++++ Given data ++++

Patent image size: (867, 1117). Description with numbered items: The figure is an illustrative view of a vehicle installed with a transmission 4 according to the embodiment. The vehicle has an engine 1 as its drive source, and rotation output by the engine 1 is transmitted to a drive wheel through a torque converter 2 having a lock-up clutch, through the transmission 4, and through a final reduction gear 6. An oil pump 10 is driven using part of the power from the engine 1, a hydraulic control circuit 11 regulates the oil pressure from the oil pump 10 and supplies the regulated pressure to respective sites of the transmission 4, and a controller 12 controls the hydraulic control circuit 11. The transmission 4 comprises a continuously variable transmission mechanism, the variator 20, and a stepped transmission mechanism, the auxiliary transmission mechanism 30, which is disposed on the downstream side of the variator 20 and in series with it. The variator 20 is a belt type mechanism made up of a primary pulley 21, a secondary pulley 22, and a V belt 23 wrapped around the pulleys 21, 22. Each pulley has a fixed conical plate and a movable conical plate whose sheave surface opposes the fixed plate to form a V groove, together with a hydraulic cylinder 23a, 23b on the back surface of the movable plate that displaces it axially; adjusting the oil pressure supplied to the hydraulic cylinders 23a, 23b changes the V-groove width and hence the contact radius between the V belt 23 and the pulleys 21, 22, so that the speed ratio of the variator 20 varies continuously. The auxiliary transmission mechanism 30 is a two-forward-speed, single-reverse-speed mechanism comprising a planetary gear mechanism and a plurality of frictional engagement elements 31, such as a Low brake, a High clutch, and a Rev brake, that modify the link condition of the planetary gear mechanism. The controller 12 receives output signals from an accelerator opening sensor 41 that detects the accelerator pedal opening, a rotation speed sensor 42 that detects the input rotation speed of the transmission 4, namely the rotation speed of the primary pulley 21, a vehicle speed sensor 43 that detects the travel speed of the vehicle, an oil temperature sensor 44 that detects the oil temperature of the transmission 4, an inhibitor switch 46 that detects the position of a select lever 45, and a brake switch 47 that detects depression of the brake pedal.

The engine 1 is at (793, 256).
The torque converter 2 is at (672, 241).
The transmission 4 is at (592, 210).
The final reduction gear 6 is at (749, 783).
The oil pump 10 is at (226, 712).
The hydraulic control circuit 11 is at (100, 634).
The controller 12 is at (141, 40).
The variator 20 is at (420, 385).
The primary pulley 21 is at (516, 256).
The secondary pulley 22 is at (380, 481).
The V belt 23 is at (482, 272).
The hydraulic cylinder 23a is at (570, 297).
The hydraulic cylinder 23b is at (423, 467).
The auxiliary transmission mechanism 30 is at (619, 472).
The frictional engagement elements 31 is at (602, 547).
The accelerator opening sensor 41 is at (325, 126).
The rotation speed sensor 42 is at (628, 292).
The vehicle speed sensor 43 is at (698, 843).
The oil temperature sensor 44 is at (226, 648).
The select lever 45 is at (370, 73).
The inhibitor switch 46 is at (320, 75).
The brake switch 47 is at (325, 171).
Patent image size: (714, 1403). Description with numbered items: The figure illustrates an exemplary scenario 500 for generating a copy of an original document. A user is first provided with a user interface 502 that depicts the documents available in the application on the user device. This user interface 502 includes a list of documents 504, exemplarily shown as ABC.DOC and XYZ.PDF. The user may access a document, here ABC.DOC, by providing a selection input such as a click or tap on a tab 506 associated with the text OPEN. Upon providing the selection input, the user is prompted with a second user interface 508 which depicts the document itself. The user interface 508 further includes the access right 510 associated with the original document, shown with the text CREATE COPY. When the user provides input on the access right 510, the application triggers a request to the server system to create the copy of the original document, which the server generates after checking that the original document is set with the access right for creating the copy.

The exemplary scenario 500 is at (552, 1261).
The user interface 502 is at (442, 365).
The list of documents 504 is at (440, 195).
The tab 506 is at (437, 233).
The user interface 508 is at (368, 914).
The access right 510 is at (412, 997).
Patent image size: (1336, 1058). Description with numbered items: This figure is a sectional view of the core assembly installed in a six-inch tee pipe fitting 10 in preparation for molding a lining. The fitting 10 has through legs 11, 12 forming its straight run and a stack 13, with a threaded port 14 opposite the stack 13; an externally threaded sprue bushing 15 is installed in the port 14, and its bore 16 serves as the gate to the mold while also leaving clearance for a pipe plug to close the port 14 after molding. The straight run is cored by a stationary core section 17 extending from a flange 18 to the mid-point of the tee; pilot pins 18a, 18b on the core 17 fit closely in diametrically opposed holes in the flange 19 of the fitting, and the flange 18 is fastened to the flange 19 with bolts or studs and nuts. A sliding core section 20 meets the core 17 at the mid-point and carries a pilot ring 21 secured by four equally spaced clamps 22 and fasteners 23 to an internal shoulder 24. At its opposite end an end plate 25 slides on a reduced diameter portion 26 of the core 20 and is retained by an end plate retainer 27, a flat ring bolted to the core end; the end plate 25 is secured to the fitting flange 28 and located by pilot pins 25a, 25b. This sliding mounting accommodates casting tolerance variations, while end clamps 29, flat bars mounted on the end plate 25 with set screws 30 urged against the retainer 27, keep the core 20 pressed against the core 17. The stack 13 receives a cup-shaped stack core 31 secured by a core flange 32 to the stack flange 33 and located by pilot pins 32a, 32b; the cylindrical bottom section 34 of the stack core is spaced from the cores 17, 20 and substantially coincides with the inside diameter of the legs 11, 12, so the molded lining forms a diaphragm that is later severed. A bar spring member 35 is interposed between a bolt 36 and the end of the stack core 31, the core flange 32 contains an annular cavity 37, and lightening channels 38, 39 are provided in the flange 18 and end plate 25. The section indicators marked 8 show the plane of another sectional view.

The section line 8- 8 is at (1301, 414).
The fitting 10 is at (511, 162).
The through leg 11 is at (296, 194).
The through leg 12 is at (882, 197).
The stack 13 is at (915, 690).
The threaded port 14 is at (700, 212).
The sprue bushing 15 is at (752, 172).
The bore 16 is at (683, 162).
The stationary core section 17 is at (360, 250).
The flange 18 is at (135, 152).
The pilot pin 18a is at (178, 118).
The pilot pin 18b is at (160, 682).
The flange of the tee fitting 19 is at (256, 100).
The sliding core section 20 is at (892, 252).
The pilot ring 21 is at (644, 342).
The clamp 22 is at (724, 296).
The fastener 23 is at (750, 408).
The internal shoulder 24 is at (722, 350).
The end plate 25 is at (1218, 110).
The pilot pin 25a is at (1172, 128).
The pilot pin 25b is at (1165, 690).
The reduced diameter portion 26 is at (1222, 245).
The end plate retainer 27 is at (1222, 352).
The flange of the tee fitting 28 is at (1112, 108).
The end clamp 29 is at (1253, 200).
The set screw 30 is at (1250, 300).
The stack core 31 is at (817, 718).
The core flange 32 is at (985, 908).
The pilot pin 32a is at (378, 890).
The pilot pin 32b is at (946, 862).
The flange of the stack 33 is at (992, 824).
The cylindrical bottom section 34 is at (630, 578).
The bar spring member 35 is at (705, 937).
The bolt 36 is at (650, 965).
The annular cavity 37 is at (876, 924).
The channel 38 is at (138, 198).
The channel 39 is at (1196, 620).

++++

| Exercise details |
Write out all of the lines above word for word, without changing anything.

| Task result |
Patent image size: (867, 1117). Description with numbered items: The figure is an illustrative view of a vehicle installed with a transmission 4 according to the embodiment. The vehicle has an engine 1 as its drive source, and rotation output by the engine 1 is transmitted to a drive wheel through a torque converter 2 having a lock-up clutch, through the transmission 4, and through a final reduction gear 6. An oil pump 10 is driven using part of the power from the engine 1, a hydraulic control circuit 11 regulates the oil pressure from the oil pump 10 and supplies the regulated pressure to respective sites of the transmission 4, and a controller 12 controls the hydraulic control circuit 11. The transmission 4 comprises a continuously variable transmission mechanism, the variator 20, and a stepped transmission mechanism, the auxiliary transmission mechanism 30, which is disposed on the downstream side of the variator 20 and in series with it. The variator 20 is a belt type mechanism made up of a primary pulley 21, a secondary pulley 22, and a V belt 23 wrapped around the pulleys 21, 22. Each pulley has a fixed conical plate and a movable conical plate whose sheave surface opposes the fixed plate to form a V groove, together with a hydraulic cylinder 23a, 23b on the back surface of the movable plate that displaces it axially; adjusting the oil pressure supplied to the hydraulic cylinders 23a, 23b changes the V-groove width and hence the contact radius between the V belt 23 and the pulleys 21, 22, so that the speed ratio of the variator 20 varies continuously. The auxiliary transmission mechanism 30 is a two-forward-speed, single-reverse-speed mechanism comprising a planetary gear mechanism and a plurality of frictional engagement elements 31, such as a Low brake, a High clutch, and a Rev brake, that modify the link condition of the planetary gear mechanism. The controller 12 receives output signals from an accelerator opening sensor 41 that detects the accelerator pedal opening, a rotation speed sensor 42 that detects the input rotation speed of the transmission 4, namely the rotation speed of the primary pulley 21, a vehicle speed sensor 43 that detects the travel speed of the vehicle, an oil temperature sensor 44 that detects the oil temperature of the transmission 4, an inhibitor switch 46 that detects the position of a select lever 45, and a brake switch 47 that detects depression of the brake pedal.

The engine 1 is at (793, 256).
The torque converter 2 is at (672, 241).
The transmission 4 is at (592, 210).
The final reduction gear 6 is at (749, 783).
The oil pump 10 is at (226, 712).
The hydraulic control circuit 11 is at (100, 634).
The controller 12 is at (141, 40).
The variator 20 is at (420, 385).
The primary pulley 21 is at (516, 256).
The secondary pulley 22 is at (380, 481).
The V belt 23 is at (482, 272).
The hydraulic cylinder 23a is at (570, 297).
The hydraulic cylinder 23b is at (423, 467).
The auxiliary transmission mechanism 30 is at (619, 472).
The frictional engagement elements 31 is at (602, 547).
The accelerator opening sensor 41 is at (325, 126).
The rotation speed sensor 42 is at (628, 292).
The vehicle speed sensor 43 is at (698, 843).
The oil temperature sensor 44 is at (226, 648).
The select lever 45 is at (370, 73).
The inhibitor switch 46 is at (320, 75).
The brake switch 47 is at (325, 171).
Patent image size: (714, 1403). Description with numbered items: The figure illustrates an exemplary scenario 500 for generating a copy of an original document. A user is first provided with a user interface 502 that depicts the documents available in the application on the user device. This user interface 502 includes a list of documents 504, exemplarily shown as ABC.DOC and XYZ.PDF. The user may access a document, here ABC.DOC, by providing a selection input such as a click or tap on a tab 506 associated with the text OPEN. Upon providing the selection input, the user is prompted with a second user interface 508 which depicts the document itself. The user interface 508 further includes the access right 510 associated with the original document, shown with the text CREATE COPY. When the user provides input on the access right 510, the application triggers a request to the server system to create the copy of the original document, which the server generates after checking that the original document is set with the access right for creating the copy.

The exemplary scenario 500 is at (552, 1261).
The user interface 502 is at (442, 365).
The list of documents 504 is at (440, 195).
The tab 506 is at (437, 233).
The user interface 508 is at (368, 914).
The access right 510 is at (412, 997).
Patent image size: (1336, 1058). Description with numbered items: This figure is a sectional view of the core assembly installed in a six-inch tee pipe fitting 10 in preparation for molding a lining. The fitting 10 has through legs 11, 12 forming its straight run and a stack 13, with a threaded port 14 opposite the stack 13; an externally threaded sprue bushing 15 is installed in the port 14, and its bore 16 serves as the gate to the mold while also leaving clearance for a pipe plug to close the port 14 after molding. The straight run is cored by a stationary core section 17 extending from a flange 18 to the mid-point of the tee; pilot pins 18a, 18b on the core 17 fit closely in diametrically opposed holes in the flange 19 of the fitting, and the flange 18 is fastened to the flange 19 with bolts or studs and nuts. A sliding core section 20 meets the core 17 at the mid-point and carries a pilot ring 21 secured by four equally spaced clamps 22 and fasteners 23 to an internal shoulder 24. At its opposite end an end plate 25 slides on a reduced diameter portion 26 of the core 20 and is retained by an end plate retainer 27, a flat ring bolted to the core end; the end plate 25 is secured to the fitting flange 28 and located by pilot pins 25a, 25b. This sliding mounting accommodates casting tolerance variations, while end clamps 29, flat bars mounted on the end plate 25 with set screws 30 urged against the retainer 27, keep the core 20 pressed against the core 17. The stack 13 receives a cup-shaped stack core 31 secured by a core flange 32 to the stack flange 33 and located by pilot pins 32a, 32b; the cylindrical bottom section 34 of the stack core is spaced from the cores 17, 20 and substantially coincides with the inside diameter of the legs 11, 12, so the molded lining forms a diaphragm that is later severed. A bar spring member 35 is interposed between a bolt 36 and the end of the stack core 31, the core flange 32 contains an annular cavity 37, and lightening channels 38, 39 are provided in the flange 18 and end plate 25. The section indicators marked 8 show the plane of another sectional view.

The section line 8- 8 is at (1301, 414).
The fitting 10 is at (511, 162).
The through leg 11 is at (296, 194).
The through leg 12 is at (882, 197).
The stack 13 is at (915, 690).
The threaded port 14 is at (700, 212).
The sprue bushing 15 is at (752, 172).
The bore 16 is at (683, 162).
The stationary core section 17 is at (360, 250).
The flange 18 is at (135, 152).
The pilot pin 18a is at (178, 118).
The pilot pin 18b is at (160, 682).
The flange of the tee fitting 19 is at (256, 100).
The sliding core section 20 is at (892, 252).
The pilot ring 21 is at (644, 342).
The clamp 22 is at (724, 296).
The fastener 23 is at (750, 408).
The internal shoulder 24 is at (722, 350).
The end plate 25 is at (1218, 110).
The pilot pin 25a is at (1172, 128).
The pilot pin 25b is at (1165, 690).
The reduced diameter portion 26 is at (1222, 245).
The end plate retainer 27 is at (1222, 352).
The flange of the tee fitting 28 is at (1112, 108).
The end clamp 29 is at (1253, 200).
The set screw 30 is at (1250, 300).
The stack core 31 is at (817, 718).
The core flange 32 is at (985, 908).
The pilot pin 32a is at (378, 890).
The pilot pin 32b is at (946, 862).
The flange of the stack 33 is at (992, 824).
The cylindrical bottom section 34 is at (630, 578).
The bar spring member 35 is at (705, 937).
The bolt 36 is at (650, 965).
The annular cavity 37 is at (876, 924).
The channel 38 is at (138, 198).
The channel 39 is at (1196, 620).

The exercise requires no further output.